## TASK DIRECTIONS
Find all lines in the listing that include the word "this", then copy them.

## Entries from a visual dataset

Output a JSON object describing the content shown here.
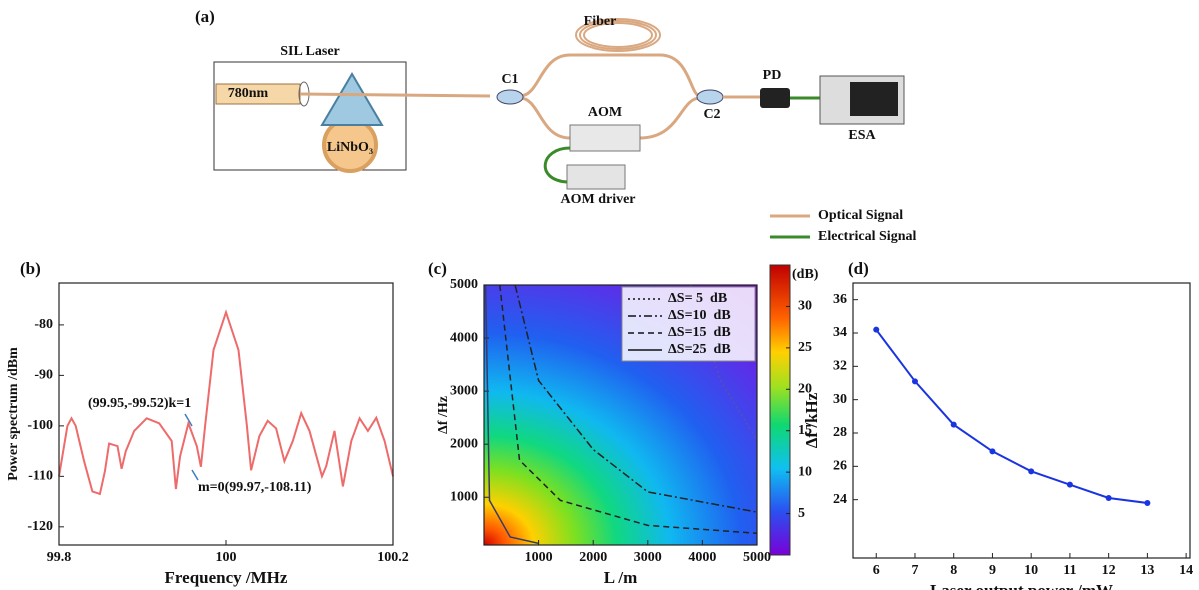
{
  "diagram": {
    "panel_label": "(a)",
    "sil_laser": "SIL Laser",
    "wavelength": "780nm",
    "crystal": "LiNbO₃",
    "fiber": "Fiber",
    "c1": "C1",
    "c2": "C2",
    "aom": "AOM",
    "aom_driver": "AOM driver",
    "pd": "PD",
    "esa": "ESA",
    "legend": [
      "Optical Signal",
      "Electrical Signal"
    ]
  },
  "chart_data": [
    {
      "type": "line",
      "panel_label": "(b)",
      "xlabel": "Frequency /MHz",
      "ylabel": "Power spectrum /dBm",
      "color": "#ee6b6b",
      "x": [
        99.8,
        99.81,
        99.815,
        99.82,
        99.83,
        99.84,
        99.849,
        99.855,
        99.86,
        99.87,
        99.875,
        99.88,
        99.89,
        99.905,
        99.92,
        99.935,
        99.94,
        99.945,
        99.955,
        99.965,
        99.97,
        99.975,
        99.985,
        100.0,
        100.015,
        100.025,
        100.03,
        100.04,
        100.05,
        100.06,
        100.07,
        100.08,
        100.09,
        100.1,
        100.11,
        100.115,
        100.12,
        100.13,
        100.14,
        100.15,
        100.16,
        100.17,
        100.18,
        100.19,
        100.2
      ],
      "values": [
        -110,
        -100,
        -98.5,
        -100,
        -107,
        -113,
        -113.5,
        -109,
        -103.5,
        -104,
        -108.5,
        -105,
        -101,
        -98.5,
        -99.5,
        -103,
        -112.5,
        -106,
        -99.5,
        -104,
        -108.11,
        -100,
        -85,
        -77.5,
        -85,
        -100,
        -108.8,
        -102,
        -99,
        -100.5,
        -107,
        -103,
        -97.5,
        -101,
        -107,
        -110,
        -108,
        -101,
        -112,
        -103,
        -98.5,
        -101,
        -98.4,
        -103,
        -110
      ],
      "xlim": [
        99.8,
        100.2
      ],
      "xticks": [
        99.8,
        100,
        100.2
      ],
      "ylim": [
        -123.6,
        -71.7
      ],
      "yticks": [
        -120,
        -110,
        -100,
        -90,
        -80
      ],
      "annotations": [
        "(99.95,-99.52)k=1",
        "m=0(99.97,-108.11)"
      ]
    },
    {
      "type": "contour",
      "panel_label": "(c)",
      "xlabel": "L /m",
      "ylabel": "Δf /Hz",
      "series": [
        {
          "name": "ΔS= 5  dB",
          "dash": "dotted",
          "color": "#5a4fb0",
          "x": [
            3780,
            4330,
            5000
          ],
          "values": [
            5000,
            3200,
            2080
          ]
        },
        {
          "name": "ΔS=10  dB",
          "dash": "dashdot",
          "color": "#222222",
          "x": [
            570,
            1000,
            2000,
            3000,
            5000
          ],
          "values": [
            5000,
            3200,
            1900,
            1100,
            720
          ]
        },
        {
          "name": "ΔS=15  dB",
          "dash": "dashed",
          "color": "#222222",
          "x": [
            290,
            650,
            1400,
            3000,
            5000
          ],
          "values": [
            5000,
            1700,
            940,
            470,
            320
          ]
        },
        {
          "name": "ΔS=25  dB",
          "dash": "solid",
          "color": "#3a3a6a",
          "x": [
            30,
            100,
            480,
            1000
          ],
          "values": [
            5000,
            940,
            250,
            130
          ]
        }
      ],
      "xlim": [
        0,
        5000
      ],
      "xticks": [
        1000,
        2000,
        3000,
        4000,
        5000
      ],
      "ylim": [
        100,
        5000
      ],
      "yticks": [
        1000,
        2000,
        3000,
        4000,
        5000
      ],
      "colorbar": {
        "label": "(dB)",
        "lim": [
          0,
          35
        ],
        "ticks": [
          5,
          10,
          15,
          20,
          25,
          30
        ]
      }
    },
    {
      "type": "line",
      "panel_label": "(d)",
      "xlabel": "Laser output power /mW",
      "ylabel": "Δf /kHz",
      "color": "#1a35e0",
      "markers": true,
      "x": [
        6,
        7,
        8,
        9,
        10,
        11,
        12,
        13
      ],
      "values": [
        34.2,
        31.1,
        28.5,
        26.9,
        25.7,
        24.9,
        24.1,
        23.8
      ],
      "xlim": [
        5.4,
        14.1
      ],
      "xticks": [
        6,
        7,
        8,
        9,
        10,
        11,
        12,
        13,
        14
      ],
      "ylim": [
        20.5,
        37
      ],
      "yticks": [
        24,
        26,
        28,
        30,
        32,
        34,
        36
      ]
    }
  ]
}
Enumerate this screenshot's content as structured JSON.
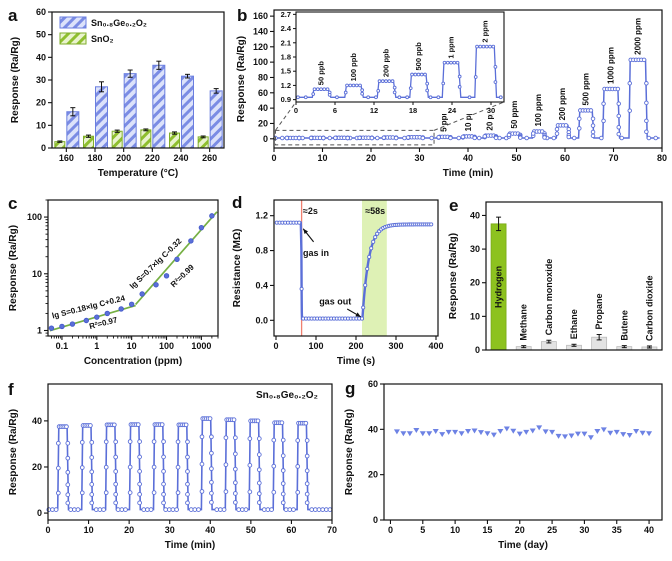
{
  "colors": {
    "blue_line": "#5b6fd8",
    "blue_dark": "#4157c9",
    "bar_blue_bg": "#dce2fa",
    "bar_blue_stripe": "#7b8ce4",
    "bar_blue_edge": "#6b7fe0",
    "bar_green_bg": "#e9f3cd",
    "bar_green_stripe": "#8fbf2f",
    "bar_green_edge": "#7fae2a",
    "hydrogen_green": "#8dc21f",
    "gray_bar": "#e3e3e3",
    "fit_green": "#76b043",
    "band_green": "#def1b5",
    "red_line": "#f08070",
    "axis": "#111111",
    "marker_fill": "#ffffff",
    "triangle": "#6d82e4"
  },
  "chart_data": [
    {
      "panel_label": "a",
      "type": "bar",
      "xlabel": "Temperature (°C)",
      "ylabel": "Response (Ra/Rg)",
      "ylim": [
        0,
        60
      ],
      "yticks": [
        0,
        10,
        20,
        30,
        40,
        50,
        60
      ],
      "categories": [
        "160",
        "180",
        "200",
        "220",
        "240",
        "260"
      ],
      "series": [
        {
          "name": "Sn₀.₈Ge₀.₂O₂",
          "style": "hatch-blue",
          "values": [
            16,
            27,
            32.8,
            36.5,
            31.7,
            25.2
          ],
          "errors": [
            1.8,
            2.2,
            1.6,
            1.8,
            0.8,
            1.0
          ]
        },
        {
          "name": "SnO₂",
          "style": "hatch-green",
          "values": [
            2.8,
            5.2,
            7.4,
            8.0,
            6.6,
            4.9
          ],
          "errors": [
            0.3,
            0.5,
            0.5,
            0.4,
            0.5,
            0.4
          ]
        }
      ]
    },
    {
      "panel_label": "b",
      "type": "line",
      "xlabel": "Time (min)",
      "ylabel": "Response (Ra/Rg)",
      "xlim": [
        0,
        80
      ],
      "xticks": [
        0,
        10,
        20,
        30,
        40,
        50,
        60,
        70,
        80
      ],
      "ylim": [
        -12,
        168
      ],
      "yticks": [
        0,
        20,
        40,
        60,
        80,
        100,
        120,
        140,
        160
      ],
      "baseline": 1,
      "pulses": [
        {
          "label": "",
          "t0": 2.5,
          "t1": 5,
          "h": 1.12
        },
        {
          "label": "",
          "t0": 7.5,
          "t1": 10,
          "h": 1.2
        },
        {
          "label": "",
          "t0": 12.5,
          "t1": 15,
          "h": 1.29
        },
        {
          "label": "",
          "t0": 17.5,
          "t1": 20,
          "h": 1.43
        },
        {
          "label": "",
          "t0": 22.5,
          "t1": 25,
          "h": 1.68
        },
        {
          "label": "",
          "t0": 27.5,
          "t1": 30.5,
          "h": 2.02
        },
        {
          "label": "5 ppm",
          "t0": 33.8,
          "t1": 36.2,
          "h": 2.5
        },
        {
          "label": "10 ppm",
          "t0": 38.8,
          "t1": 41.2,
          "h": 3.1
        },
        {
          "label": "20 ppm",
          "t0": 43.3,
          "t1": 45.6,
          "h": 4.2
        },
        {
          "label": "50 ppm",
          "t0": 48.3,
          "t1": 50.6,
          "h": 6.8
        },
        {
          "label": "100 ppm",
          "t0": 53.3,
          "t1": 55.6,
          "h": 9.5
        },
        {
          "label": "200 ppm",
          "t0": 58.2,
          "t1": 60.6,
          "h": 17.5
        },
        {
          "label": "500 ppm",
          "t0": 62.8,
          "t1": 65.6,
          "h": 37
        },
        {
          "label": "1000 ppm",
          "t0": 67.8,
          "t1": 70.9,
          "h": 65
        },
        {
          "label": "2000 ppm",
          "t0": 73.2,
          "t1": 76.6,
          "h": 103
        }
      ],
      "zoom_box": {
        "t0": 0.3,
        "t1": 33,
        "v0": -8,
        "v1": 11
      },
      "inset": {
        "xlim": [
          0,
          32
        ],
        "xticks": [
          0,
          6,
          12,
          18,
          24,
          30
        ],
        "ylim": [
          0.85,
          2.75
        ],
        "yticks": [
          0.9,
          1.2,
          1.5,
          1.8,
          2.1,
          2.4,
          2.7
        ],
        "baseline": 0.95,
        "pulses": [
          {
            "label": "50 ppb",
            "t0": 2.5,
            "t1": 5,
            "h": 1.12
          },
          {
            "label": "100 ppb",
            "t0": 7.5,
            "t1": 10,
            "h": 1.2
          },
          {
            "label": "200 ppb",
            "t0": 12.5,
            "t1": 15,
            "h": 1.29
          },
          {
            "label": "500 ppb",
            "t0": 17.5,
            "t1": 20,
            "h": 1.43
          },
          {
            "label": "1 ppm",
            "t0": 22.5,
            "t1": 25,
            "h": 1.68
          },
          {
            "label": "2 ppm",
            "t0": 27.5,
            "t1": 30.5,
            "h": 2.02
          }
        ]
      }
    },
    {
      "panel_label": "c",
      "type": "scatter",
      "xlabel": "Concentration (ppm)",
      "ylabel": "Response (Ra/Rg)",
      "xticks_major": [
        0.1,
        1,
        10,
        100,
        1000
      ],
      "yticks_major": [
        1,
        10,
        100
      ],
      "points": [
        [
          0.05,
          1.1
        ],
        [
          0.1,
          1.18
        ],
        [
          0.2,
          1.3
        ],
        [
          0.5,
          1.5
        ],
        [
          1,
          1.72
        ],
        [
          2,
          2.0
        ],
        [
          5,
          2.4
        ],
        [
          10,
          2.9
        ],
        [
          20,
          4.4
        ],
        [
          50,
          6.4
        ],
        [
          100,
          9.2
        ],
        [
          200,
          18
        ],
        [
          500,
          38
        ],
        [
          1000,
          65
        ],
        [
          2000,
          105
        ]
      ],
      "fits": [
        {
          "equation": "lg S=0.18×lg C+0.24",
          "r2": "R²=0.97",
          "slope": 0.18,
          "intercept": 0.24,
          "c0": 0.045,
          "c1": 13
        },
        {
          "equation": "lg S=0.7×lg C-0.32",
          "r2": "R²=0.99",
          "slope": 0.7,
          "intercept": -0.32,
          "c0": 13,
          "c1": 2800
        }
      ],
      "annotations": [
        {
          "text": "lg S=0.18×lg C+0.24",
          "c": 0.6,
          "s": 2.35,
          "rot": -14
        },
        {
          "text": "R²=0.97",
          "c": 1.6,
          "s": 1.22,
          "rot": -14
        },
        {
          "text": "lg S=0.7×lg C-0.32",
          "c": 55,
          "s": 14,
          "rot": -44
        },
        {
          "text": "R²=0.99",
          "c": 320,
          "s": 8.5,
          "rot": -44
        }
      ]
    },
    {
      "panel_label": "d",
      "type": "line",
      "xlabel": "Time (s)",
      "ylabel": "Resistance (MΩ)",
      "xticks": [
        0,
        100,
        200,
        300,
        400
      ],
      "ytick_labels": [
        "0.0",
        "0.4",
        "0.8",
        "1.2"
      ],
      "yticks": [
        0,
        0.4,
        0.8,
        1.2
      ],
      "r_air": 1.12,
      "r_gas": 0.02,
      "t_gas_in": 64,
      "t_gas_out": 216,
      "recovery_tau": 16,
      "t_end": 388,
      "band": [
        215,
        277
      ],
      "red_line_t": 64,
      "annotations": [
        {
          "text": "≈2s",
          "t": 86,
          "v": 1.22
        },
        {
          "text": "gas in",
          "t": 100,
          "v": 0.74
        },
        {
          "text": "gas out",
          "t": 148,
          "v": 0.18
        },
        {
          "text": "≈58s",
          "t": 248,
          "v": 1.22
        }
      ],
      "arrows": [
        {
          "x1": 94,
          "y1": 0.9,
          "x2": 68,
          "y2": 1.05
        },
        {
          "x1": 178,
          "y1": 0.13,
          "x2": 212,
          "y2": 0.04
        }
      ]
    },
    {
      "panel_label": "e",
      "type": "bar",
      "ylabel": "Response (Ra/Rg)",
      "ylim": [
        0,
        44
      ],
      "yticks": [
        0,
        10,
        20,
        30,
        40
      ],
      "categories": [
        "Hydrogen",
        "Methane",
        "Carbon monoxide",
        "Ethane",
        "Propane",
        "Butene",
        "Carbon dioxide"
      ],
      "values": [
        37.5,
        1.0,
        2.5,
        1.4,
        3.8,
        1.0,
        0.9
      ],
      "errors": [
        2.0,
        0.3,
        0.4,
        0.3,
        0.8,
        0.3,
        0.3
      ]
    },
    {
      "panel_label": "f",
      "type": "line",
      "xlabel": "Time (min)",
      "ylabel": "Response (Ra/Rg)",
      "xlim": [
        0,
        70
      ],
      "xticks": [
        0,
        10,
        20,
        30,
        40,
        50,
        60,
        70
      ],
      "ylim": [
        -3,
        56
      ],
      "yticks": [
        0,
        20,
        40
      ],
      "baseline": 1.5,
      "material_label": "Sn₀.₈Ge₀.₂O₂",
      "pulses": [
        {
          "t0": 2.4,
          "t1": 4.7,
          "h": 37.5
        },
        {
          "t0": 8.3,
          "t1": 10.6,
          "h": 38
        },
        {
          "t0": 14.2,
          "t1": 16.5,
          "h": 38.3
        },
        {
          "t0": 20.1,
          "t1": 22.4,
          "h": 38.4
        },
        {
          "t0": 26.0,
          "t1": 28.3,
          "h": 38.4
        },
        {
          "t0": 31.9,
          "t1": 34.2,
          "h": 38.3
        },
        {
          "t0": 37.8,
          "t1": 40.1,
          "h": 41
        },
        {
          "t0": 43.7,
          "t1": 46.0,
          "h": 40.5
        },
        {
          "t0": 49.6,
          "t1": 51.9,
          "h": 40
        },
        {
          "t0": 55.5,
          "t1": 57.8,
          "h": 39.2
        },
        {
          "t0": 61.4,
          "t1": 63.7,
          "h": 39
        }
      ]
    },
    {
      "panel_label": "g",
      "type": "scatter",
      "xlabel": "Time (day)",
      "ylabel": "Response (Ra/Rg)",
      "xticks": [
        0,
        5,
        10,
        15,
        20,
        25,
        30,
        35,
        40
      ],
      "ylim": [
        0,
        60
      ],
      "yticks": [
        0,
        20,
        40,
        60
      ],
      "days": [
        1,
        2,
        3,
        4,
        5,
        6,
        7,
        8,
        9,
        10,
        11,
        12,
        13,
        14,
        15,
        16,
        17,
        18,
        19,
        20,
        21,
        22,
        23,
        24,
        25,
        26,
        27,
        28,
        29,
        30,
        31,
        32,
        33,
        34,
        35,
        36,
        37,
        38,
        39,
        40
      ],
      "values": [
        39.0,
        38.2,
        38.2,
        39.6,
        38.2,
        38.2,
        39.2,
        37.8,
        38.8,
        38.8,
        38.2,
        39.2,
        39.4,
        38.7,
        38.2,
        37.6,
        39.2,
        40.3,
        39.3,
        38.0,
        38.8,
        39.4,
        40.8,
        39.0,
        38.8,
        37.0,
        36.8,
        37.2,
        38.0,
        38.0,
        36.4,
        39.2,
        39.9,
        38.4,
        38.8,
        37.8,
        37.4,
        39.2,
        38.4,
        38.2
      ]
    }
  ]
}
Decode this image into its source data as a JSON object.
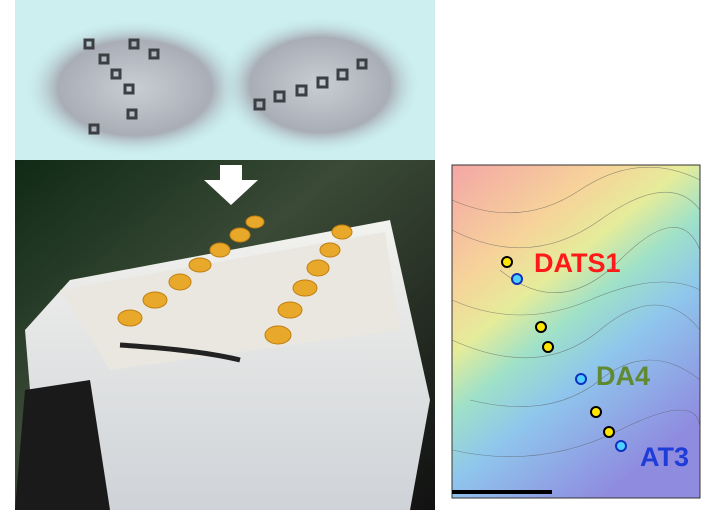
{
  "stations": [
    {
      "label": "DATS1"
    },
    {
      "label": "DA4"
    },
    {
      "label": "AT3"
    }
  ]
}
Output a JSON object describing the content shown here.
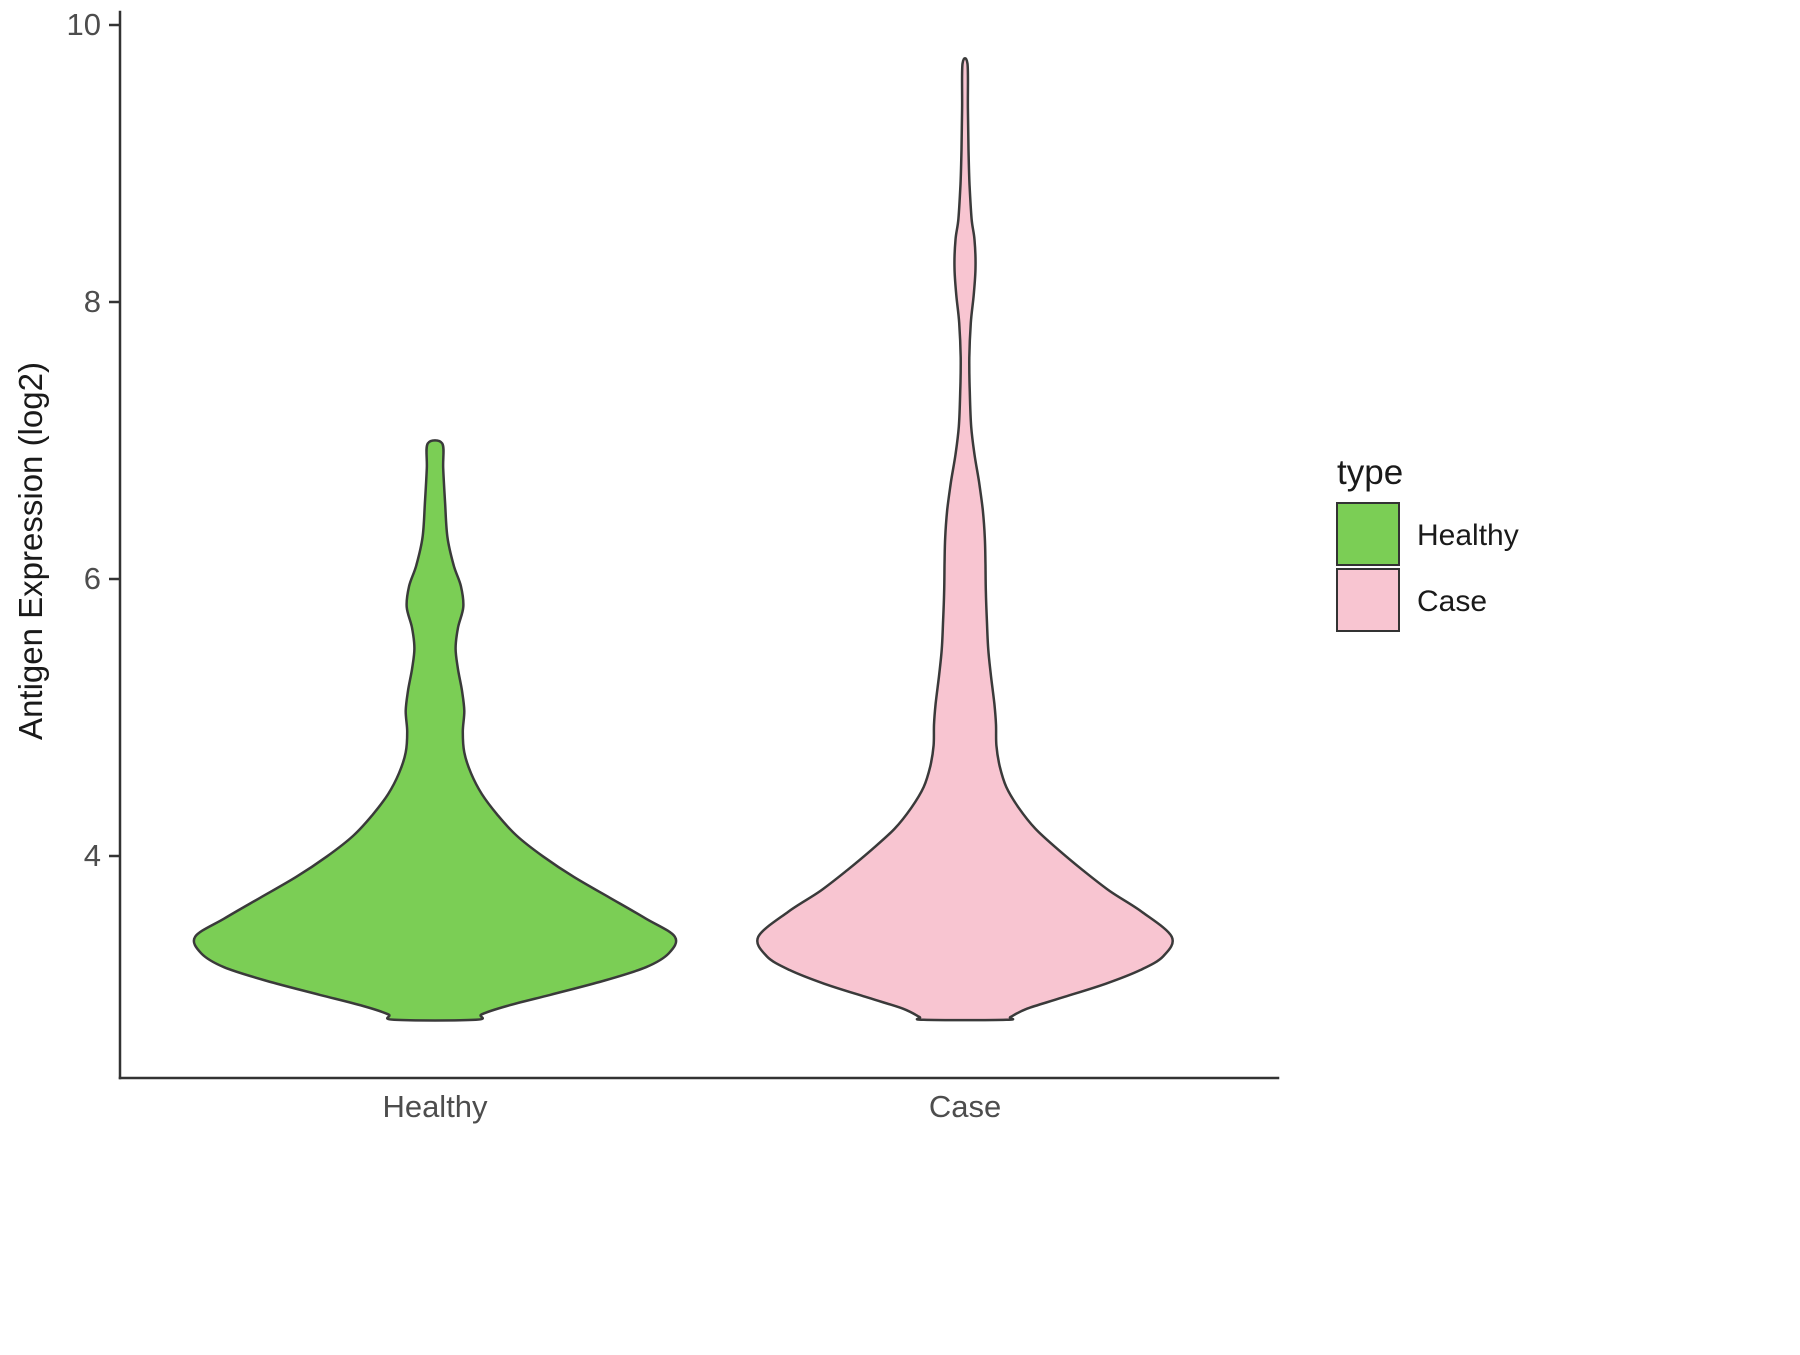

## PROBLEM SOLUTION
Enumerate this screenshot's content as structured JSON.
Decode this image into its source data as a JSON object.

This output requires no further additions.